Given exercise
Copy each line where the word "рдесты" occurs.

Entries provided
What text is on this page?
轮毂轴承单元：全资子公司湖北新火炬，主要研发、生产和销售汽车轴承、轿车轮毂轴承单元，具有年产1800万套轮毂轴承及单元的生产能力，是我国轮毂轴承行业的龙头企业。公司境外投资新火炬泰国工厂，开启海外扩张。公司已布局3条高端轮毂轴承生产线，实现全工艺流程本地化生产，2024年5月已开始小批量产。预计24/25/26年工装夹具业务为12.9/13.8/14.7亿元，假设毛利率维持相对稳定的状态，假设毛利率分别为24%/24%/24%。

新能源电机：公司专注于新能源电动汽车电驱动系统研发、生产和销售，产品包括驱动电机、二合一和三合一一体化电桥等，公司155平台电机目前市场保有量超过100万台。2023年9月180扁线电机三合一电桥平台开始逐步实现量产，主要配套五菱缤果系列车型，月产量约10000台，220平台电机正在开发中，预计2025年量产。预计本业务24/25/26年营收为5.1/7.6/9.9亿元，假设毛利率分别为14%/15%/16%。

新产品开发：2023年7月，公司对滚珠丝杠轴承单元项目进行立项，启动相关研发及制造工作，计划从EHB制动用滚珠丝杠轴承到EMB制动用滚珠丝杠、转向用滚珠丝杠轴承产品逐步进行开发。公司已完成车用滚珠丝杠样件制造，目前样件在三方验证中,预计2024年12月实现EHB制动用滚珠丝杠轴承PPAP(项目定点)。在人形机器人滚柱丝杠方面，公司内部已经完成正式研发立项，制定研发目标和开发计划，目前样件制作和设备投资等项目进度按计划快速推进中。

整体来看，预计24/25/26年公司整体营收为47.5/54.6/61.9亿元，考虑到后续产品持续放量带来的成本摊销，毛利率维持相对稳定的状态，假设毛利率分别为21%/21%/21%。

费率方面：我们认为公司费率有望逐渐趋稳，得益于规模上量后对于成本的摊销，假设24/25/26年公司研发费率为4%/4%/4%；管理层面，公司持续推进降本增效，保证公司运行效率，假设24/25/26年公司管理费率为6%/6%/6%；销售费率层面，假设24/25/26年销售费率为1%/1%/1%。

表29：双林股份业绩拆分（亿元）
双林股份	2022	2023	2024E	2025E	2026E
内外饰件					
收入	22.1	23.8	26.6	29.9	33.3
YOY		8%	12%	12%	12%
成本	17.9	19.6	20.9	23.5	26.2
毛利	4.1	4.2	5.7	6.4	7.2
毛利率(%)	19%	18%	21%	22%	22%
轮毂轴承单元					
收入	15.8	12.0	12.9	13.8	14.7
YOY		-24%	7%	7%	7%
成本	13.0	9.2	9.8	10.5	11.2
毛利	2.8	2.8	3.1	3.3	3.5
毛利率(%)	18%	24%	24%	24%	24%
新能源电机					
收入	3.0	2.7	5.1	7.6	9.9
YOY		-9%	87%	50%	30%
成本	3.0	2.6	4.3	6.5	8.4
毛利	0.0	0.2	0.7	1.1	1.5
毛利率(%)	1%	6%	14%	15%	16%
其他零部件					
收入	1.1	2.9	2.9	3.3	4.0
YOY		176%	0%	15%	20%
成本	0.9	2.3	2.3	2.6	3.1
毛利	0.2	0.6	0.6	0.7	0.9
...
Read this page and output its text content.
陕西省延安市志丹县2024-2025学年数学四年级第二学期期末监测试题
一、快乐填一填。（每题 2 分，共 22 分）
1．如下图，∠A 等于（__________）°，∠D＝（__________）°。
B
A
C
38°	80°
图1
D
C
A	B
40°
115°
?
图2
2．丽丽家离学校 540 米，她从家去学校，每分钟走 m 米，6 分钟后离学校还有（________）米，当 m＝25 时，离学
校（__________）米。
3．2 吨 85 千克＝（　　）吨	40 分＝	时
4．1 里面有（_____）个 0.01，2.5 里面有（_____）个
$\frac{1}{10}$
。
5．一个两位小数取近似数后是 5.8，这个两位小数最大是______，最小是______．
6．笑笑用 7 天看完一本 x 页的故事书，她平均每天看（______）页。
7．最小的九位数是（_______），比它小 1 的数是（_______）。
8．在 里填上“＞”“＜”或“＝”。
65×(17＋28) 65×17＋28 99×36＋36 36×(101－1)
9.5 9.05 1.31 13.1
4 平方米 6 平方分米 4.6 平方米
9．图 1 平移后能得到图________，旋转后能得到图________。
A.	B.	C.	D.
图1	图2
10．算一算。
...
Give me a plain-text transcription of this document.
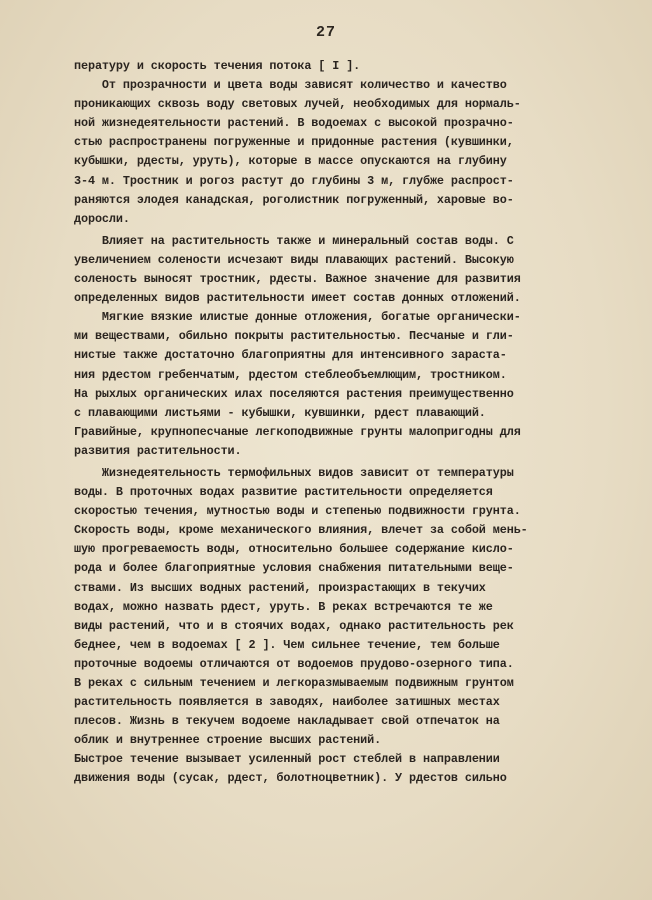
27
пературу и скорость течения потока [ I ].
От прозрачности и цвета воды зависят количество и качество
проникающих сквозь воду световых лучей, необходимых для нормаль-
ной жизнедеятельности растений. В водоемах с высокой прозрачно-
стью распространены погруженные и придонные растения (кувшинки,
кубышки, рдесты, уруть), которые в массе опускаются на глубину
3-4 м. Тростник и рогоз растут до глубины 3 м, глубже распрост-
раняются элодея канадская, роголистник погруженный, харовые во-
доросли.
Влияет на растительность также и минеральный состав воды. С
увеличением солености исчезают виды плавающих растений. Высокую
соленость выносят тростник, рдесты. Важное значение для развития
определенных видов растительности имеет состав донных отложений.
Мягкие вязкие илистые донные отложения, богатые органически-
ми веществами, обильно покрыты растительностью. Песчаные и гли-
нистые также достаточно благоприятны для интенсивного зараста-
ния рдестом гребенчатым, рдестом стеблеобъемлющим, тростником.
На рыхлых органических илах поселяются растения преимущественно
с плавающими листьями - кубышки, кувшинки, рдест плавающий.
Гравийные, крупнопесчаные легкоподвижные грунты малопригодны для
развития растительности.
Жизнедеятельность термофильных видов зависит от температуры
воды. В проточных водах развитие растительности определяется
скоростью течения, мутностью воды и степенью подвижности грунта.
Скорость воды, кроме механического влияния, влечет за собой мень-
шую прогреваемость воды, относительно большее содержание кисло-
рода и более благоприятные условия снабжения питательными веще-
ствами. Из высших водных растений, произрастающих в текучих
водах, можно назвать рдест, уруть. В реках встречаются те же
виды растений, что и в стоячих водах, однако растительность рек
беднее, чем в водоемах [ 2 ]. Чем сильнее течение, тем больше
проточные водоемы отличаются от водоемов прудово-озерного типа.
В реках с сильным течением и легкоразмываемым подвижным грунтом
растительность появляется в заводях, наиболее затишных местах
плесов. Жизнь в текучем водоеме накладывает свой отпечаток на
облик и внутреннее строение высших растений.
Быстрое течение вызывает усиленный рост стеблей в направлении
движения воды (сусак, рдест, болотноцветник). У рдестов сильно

Answer to the task
кубышки, рдесты, уруть), которые в массе опускаются на глубину
соленость выносят тростник, рдесты. Важное значение для развития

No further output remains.